**Exercise requirements:** Where a line contains the word "title", copy that line.

**Listed records:**
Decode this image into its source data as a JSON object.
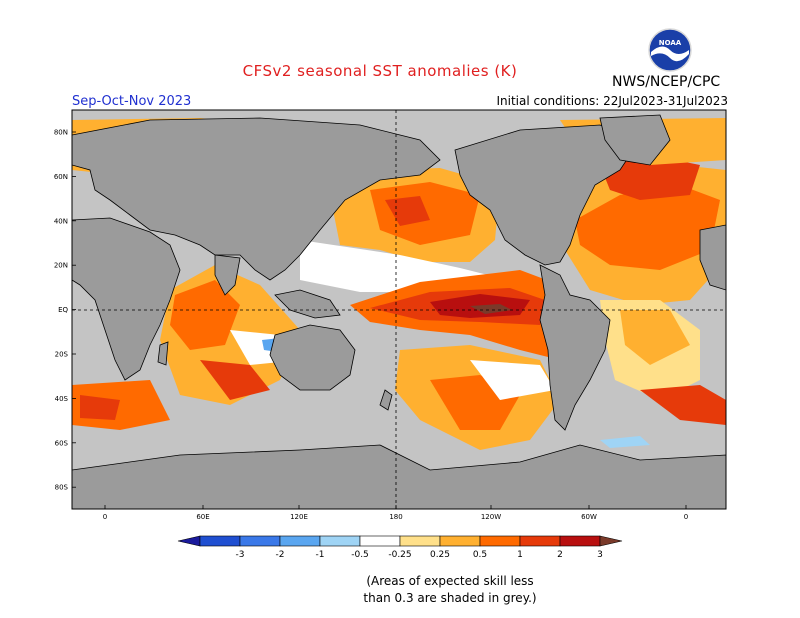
{
  "title": "CFSv2 seasonal SST anomalies (K)",
  "season": "Sep-Oct-Nov 2023",
  "initial_conditions": "Initial conditions: 22Jul2023-31Jul2023",
  "agency": "NWS/NCEP/CPC",
  "logo_text": "NOAA",
  "lat_labels": [
    "80N",
    "60N",
    "40N",
    "20N",
    "EQ",
    "20S",
    "40S",
    "60S",
    "80S"
  ],
  "lon_labels": [
    "0",
    "60E",
    "120E",
    "180",
    "120W",
    "60W",
    "0"
  ],
  "colorbar": {
    "labels": [
      "-3",
      "-2",
      "-1",
      "-0.5",
      "-0.25",
      "0.25",
      "0.5",
      "1",
      "2",
      "3"
    ],
    "colors": [
      "#1a1a9c",
      "#1f4fd1",
      "#3a78e8",
      "#5aa6f0",
      "#9fd4f5",
      "#ffffff",
      "#ffe08a",
      "#ffb030",
      "#ff6a00",
      "#e63a0a",
      "#b80f0f",
      "#7a3a2a"
    ]
  },
  "note_line1": "(Areas of expected skill less",
  "note_line2": "than 0.3 are shaded in grey.)",
  "colors": {
    "land": "#9b9b9b",
    "ocean_grey": "#c4c4c4",
    "title": "#e02020",
    "season": "#2030d0"
  }
}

**Written solution:**
  "title": "CFSv2 seasonal SST anomalies (K)",
    "title": "#e02020",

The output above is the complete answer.